----- Material for this exercise -----

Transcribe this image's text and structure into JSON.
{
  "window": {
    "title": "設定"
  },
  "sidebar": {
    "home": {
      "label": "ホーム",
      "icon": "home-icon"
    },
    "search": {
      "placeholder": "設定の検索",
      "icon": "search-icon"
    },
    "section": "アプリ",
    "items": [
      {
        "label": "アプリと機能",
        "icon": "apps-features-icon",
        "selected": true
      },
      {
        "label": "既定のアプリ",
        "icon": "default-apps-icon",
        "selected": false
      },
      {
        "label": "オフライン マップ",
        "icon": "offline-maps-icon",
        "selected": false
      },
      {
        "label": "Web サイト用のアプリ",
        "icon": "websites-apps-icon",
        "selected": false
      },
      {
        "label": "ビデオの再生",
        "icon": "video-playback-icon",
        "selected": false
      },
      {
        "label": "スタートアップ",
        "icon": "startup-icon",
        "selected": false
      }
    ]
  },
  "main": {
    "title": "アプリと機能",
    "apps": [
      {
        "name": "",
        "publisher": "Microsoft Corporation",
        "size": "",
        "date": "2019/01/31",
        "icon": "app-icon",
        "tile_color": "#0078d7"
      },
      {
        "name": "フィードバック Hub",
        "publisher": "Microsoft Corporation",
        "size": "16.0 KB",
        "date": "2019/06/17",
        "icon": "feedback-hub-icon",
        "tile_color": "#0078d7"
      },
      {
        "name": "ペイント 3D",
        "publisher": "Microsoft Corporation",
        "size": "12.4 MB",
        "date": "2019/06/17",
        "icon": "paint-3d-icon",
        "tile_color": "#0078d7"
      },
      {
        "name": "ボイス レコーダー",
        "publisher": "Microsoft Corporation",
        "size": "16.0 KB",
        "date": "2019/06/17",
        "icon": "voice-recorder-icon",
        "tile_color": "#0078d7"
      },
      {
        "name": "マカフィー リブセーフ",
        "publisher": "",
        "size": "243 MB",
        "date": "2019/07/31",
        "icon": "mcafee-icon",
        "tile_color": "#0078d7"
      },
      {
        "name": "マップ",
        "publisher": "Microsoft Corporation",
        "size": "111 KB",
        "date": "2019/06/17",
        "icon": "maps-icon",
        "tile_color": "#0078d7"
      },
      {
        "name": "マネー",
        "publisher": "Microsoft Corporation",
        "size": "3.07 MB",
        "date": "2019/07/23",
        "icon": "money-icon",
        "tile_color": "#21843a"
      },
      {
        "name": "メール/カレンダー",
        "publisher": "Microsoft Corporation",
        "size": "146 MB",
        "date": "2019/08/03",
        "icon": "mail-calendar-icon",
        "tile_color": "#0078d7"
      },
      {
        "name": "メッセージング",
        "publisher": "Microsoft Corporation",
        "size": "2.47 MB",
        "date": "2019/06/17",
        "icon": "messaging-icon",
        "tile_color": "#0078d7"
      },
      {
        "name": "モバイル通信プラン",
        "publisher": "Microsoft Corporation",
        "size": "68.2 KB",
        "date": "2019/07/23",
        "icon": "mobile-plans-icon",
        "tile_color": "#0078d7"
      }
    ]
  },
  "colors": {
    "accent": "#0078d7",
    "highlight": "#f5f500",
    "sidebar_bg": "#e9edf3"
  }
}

-----
----- Material for this exercise -----

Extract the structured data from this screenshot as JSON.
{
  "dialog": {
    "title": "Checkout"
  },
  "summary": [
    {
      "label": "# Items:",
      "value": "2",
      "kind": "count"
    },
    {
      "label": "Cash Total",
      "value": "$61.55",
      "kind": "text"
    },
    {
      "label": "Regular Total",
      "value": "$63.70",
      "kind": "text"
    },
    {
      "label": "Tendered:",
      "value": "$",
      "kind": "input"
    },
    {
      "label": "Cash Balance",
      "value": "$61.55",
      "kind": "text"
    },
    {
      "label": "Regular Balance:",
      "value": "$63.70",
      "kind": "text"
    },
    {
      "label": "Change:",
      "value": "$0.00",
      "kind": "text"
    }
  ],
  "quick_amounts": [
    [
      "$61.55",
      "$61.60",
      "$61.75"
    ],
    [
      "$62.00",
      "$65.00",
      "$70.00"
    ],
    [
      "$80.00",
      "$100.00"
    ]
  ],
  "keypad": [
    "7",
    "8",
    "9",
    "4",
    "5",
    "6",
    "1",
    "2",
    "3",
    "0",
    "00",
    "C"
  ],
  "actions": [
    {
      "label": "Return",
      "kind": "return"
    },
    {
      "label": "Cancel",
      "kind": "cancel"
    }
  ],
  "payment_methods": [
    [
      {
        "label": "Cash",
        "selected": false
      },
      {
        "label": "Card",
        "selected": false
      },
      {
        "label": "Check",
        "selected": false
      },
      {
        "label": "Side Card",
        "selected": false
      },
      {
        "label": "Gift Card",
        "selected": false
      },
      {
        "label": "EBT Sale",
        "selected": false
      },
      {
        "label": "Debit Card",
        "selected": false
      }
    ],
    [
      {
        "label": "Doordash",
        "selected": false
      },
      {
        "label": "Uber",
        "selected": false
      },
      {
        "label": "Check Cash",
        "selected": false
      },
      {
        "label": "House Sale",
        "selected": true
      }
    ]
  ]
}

-----

How many lines of the data contain the word "apps"? Answer with the number alone.

4